▸ **Given request**
Output each entry exactly; skip nothing.

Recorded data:

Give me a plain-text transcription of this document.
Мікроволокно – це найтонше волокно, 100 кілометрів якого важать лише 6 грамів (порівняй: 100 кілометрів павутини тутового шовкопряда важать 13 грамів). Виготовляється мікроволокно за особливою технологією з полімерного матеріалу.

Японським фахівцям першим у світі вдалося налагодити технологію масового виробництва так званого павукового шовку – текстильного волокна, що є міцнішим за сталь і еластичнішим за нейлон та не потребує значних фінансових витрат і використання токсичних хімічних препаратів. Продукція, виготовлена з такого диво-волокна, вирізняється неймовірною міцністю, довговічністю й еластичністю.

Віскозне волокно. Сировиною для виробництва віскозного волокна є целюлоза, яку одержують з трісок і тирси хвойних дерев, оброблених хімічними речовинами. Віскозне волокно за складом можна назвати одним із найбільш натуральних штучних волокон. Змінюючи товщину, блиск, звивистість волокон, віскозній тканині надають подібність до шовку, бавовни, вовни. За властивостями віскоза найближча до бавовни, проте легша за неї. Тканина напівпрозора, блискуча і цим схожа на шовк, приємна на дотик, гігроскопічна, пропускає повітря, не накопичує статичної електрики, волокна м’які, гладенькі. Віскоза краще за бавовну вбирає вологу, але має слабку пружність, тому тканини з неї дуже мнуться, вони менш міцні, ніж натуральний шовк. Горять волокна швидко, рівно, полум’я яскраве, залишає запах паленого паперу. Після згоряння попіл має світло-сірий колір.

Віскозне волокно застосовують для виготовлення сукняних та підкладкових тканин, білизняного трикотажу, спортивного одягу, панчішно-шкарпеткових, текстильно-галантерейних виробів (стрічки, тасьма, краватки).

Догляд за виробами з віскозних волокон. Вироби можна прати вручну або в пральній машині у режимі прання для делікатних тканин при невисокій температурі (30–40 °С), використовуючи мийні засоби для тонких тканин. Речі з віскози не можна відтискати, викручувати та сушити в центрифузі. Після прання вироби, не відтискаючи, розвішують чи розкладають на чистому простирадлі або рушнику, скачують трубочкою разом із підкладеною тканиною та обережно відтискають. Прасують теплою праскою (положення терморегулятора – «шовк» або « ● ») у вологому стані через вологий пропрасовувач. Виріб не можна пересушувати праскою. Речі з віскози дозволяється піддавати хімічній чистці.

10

▸ **Written solution**
Give me a plain-text transcription of this document.
Мікроволокно – це найтонше волокно, 100 кілометрів якого важать лише 6 грамів (порівняй: 100 кілометрів павутини тутового шовкопряда важать 13 грамів). Виготовляється мікроволокно за особливою технологією з полімерного матеріалу.

Японським фахівцям першим у світі вдалося налагодити технологію масового виробництва так званого павукового шовку – текстильного волокна, що є міцнішим за сталь і еластичнішим за нейлон та не потребує значних фінансових витрат і використання токсичних хімічних препаратів. Продукція, виготовлена з такого диво-волокна, вирізняється неймовірною міцністю, довговічністю й еластичністю.

Віскозне волокно. Сировиною для виробництва віскозного волокна є целюлоза, яку одержують з трісок і тирси хвойних дерев, оброблених хімічними речовинами. Віскозне волокно за складом можна назвати одним із найбільш натуральних штучних волокон. Змінюючи товщину, блиск, звивистість волокон, віскозній тканині надають подібність до шовку, бавовни, вовни. За властивостями віскоза найближча до бавовни, проте легша за неї. Тканина напівпрозора, блискуча і цим схожа на шовк, приємна на дотик, гігроскопічна, пропускає повітря, не накопичує статичної електрики, волокна м’які, гладенькі. Віскоза краще за бавовну вбирає вологу, але має слабку пружність, тому тканини з неї дуже мнуться, вони менш міцні, ніж натуральний шовк. Горять волокна швидко, рівно, полум’я яскраве, залишає запах паленого паперу. Після згоряння попіл має світло-сірий колір.

Віскозне волокно застосовують для виготовлення сукняних та підкладкових тканин, білизняного трикотажу, спортивного одягу, панчішно-шкарпеткових, текстильно-галантерейних виробів (стрічки, тасьма, краватки).

Догляд за виробами з віскозних волокон. Вироби можна прати вручну або в пральній машині у режимі прання для делікатних тканин при невисокій температурі (30–40 °С), використовуючи мийні засоби для тонких тканин. Речі з віскози не можна відтискати, викручувати та сушити в центрифузі. Після прання вироби, не відтискаючи, розвішують чи розкладають на чистому простирадлі або рушнику, скачують трубочкою разом із підкладеною тканиною та обережно відтискають. Прасують теплою праскою (положення терморегулятора – «шовк» або « ● ») у вологому стані через вологий пропрасовувач. Виріб не можна пересушувати праскою. Речі з віскози дозволяється піддавати хімічній чистці.

10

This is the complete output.